##### RECORDS FOR THE TASK
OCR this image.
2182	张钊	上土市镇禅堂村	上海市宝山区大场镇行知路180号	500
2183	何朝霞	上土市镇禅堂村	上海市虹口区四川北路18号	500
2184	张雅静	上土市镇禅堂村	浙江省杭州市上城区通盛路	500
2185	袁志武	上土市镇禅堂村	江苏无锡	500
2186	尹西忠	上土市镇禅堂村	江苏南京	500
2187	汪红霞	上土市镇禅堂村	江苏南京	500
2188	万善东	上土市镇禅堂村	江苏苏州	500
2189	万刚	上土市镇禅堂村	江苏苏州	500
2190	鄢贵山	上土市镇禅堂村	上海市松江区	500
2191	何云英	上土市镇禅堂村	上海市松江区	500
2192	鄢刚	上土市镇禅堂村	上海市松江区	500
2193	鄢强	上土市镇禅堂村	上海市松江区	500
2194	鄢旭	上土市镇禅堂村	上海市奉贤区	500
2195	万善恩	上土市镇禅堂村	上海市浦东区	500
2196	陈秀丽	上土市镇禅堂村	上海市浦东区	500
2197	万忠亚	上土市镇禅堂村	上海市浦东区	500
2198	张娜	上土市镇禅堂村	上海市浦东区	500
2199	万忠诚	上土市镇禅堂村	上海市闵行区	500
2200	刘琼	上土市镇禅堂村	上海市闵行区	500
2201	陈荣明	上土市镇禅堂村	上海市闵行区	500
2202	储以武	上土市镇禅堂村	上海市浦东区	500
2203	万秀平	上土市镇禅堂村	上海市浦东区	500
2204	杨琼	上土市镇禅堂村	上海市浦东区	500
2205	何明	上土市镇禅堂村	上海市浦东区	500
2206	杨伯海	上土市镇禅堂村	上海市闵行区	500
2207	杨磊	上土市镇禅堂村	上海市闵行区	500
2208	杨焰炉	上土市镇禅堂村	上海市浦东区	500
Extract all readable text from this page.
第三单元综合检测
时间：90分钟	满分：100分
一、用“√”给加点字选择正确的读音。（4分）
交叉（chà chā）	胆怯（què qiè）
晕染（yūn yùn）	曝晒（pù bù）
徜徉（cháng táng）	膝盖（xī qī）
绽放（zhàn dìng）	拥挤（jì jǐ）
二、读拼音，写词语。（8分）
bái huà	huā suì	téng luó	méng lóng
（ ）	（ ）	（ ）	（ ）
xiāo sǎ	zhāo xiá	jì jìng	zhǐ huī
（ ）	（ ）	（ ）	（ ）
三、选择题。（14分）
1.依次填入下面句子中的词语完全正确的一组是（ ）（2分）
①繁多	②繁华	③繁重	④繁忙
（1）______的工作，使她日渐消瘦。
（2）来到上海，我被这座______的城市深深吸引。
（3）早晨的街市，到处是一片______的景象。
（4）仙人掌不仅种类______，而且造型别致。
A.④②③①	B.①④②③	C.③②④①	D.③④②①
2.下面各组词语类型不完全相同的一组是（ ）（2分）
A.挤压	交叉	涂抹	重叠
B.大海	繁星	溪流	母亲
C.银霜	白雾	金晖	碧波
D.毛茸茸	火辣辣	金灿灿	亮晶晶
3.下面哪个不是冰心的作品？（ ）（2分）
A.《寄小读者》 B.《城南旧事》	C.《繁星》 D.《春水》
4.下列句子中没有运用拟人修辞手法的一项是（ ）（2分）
##########
## CHALLENGE
Locate the line that contains "Extract all readable text from this page.". Repeat it and every line after it, up to and including the final line, exactly.

## FULL RESPONSE
Extract all readable text from this page.
第三单元综合检测
时间：90分钟	满分：100分
一、用“√”给加点字选择正确的读音。（4分）
交叉（chà chā）	胆怯（què qiè）
晕染（yūn yùn）	曝晒（pù bù）
徜徉（cháng táng）	膝盖（xī qī）
绽放（zhàn dìng）	拥挤（jì jǐ）
二、读拼音，写词语。（8分）
bái huà	huā suì	téng luó	méng lóng
（ ）	（ ）	（ ）	（ ）
xiāo sǎ	zhāo xiá	jì jìng	zhǐ huī
（ ）	（ ）	（ ）	（ ）
三、选择题。（14分）
1.依次填入下面句子中的词语完全正确的一组是（ ）（2分）
①繁多	②繁华	③繁重	④繁忙
（1）______的工作，使她日渐消瘦。
（2）来到上海，我被这座______的城市深深吸引。
（3）早晨的街市，到处是一片______的景象。
（4）仙人掌不仅种类______，而且造型别致。
A.④②③①	B.①④②③	C.③②④①	D.③④②①
2.下面各组词语类型不完全相同的一组是（ ）（2分）
A.挤压	交叉	涂抹	重叠
B.大海	繁星	溪流	母亲
C.银霜	白雾	金晖	碧波
D.毛茸茸	火辣辣	金灿灿	亮晶晶
3.下面哪个不是冰心的作品？（ ）（2分）
A.《寄小读者》 B.《城南旧事》	C.《繁星》 D.《春水》
4.下列句子中没有运用拟人修辞手法的一项是（ ）（2分）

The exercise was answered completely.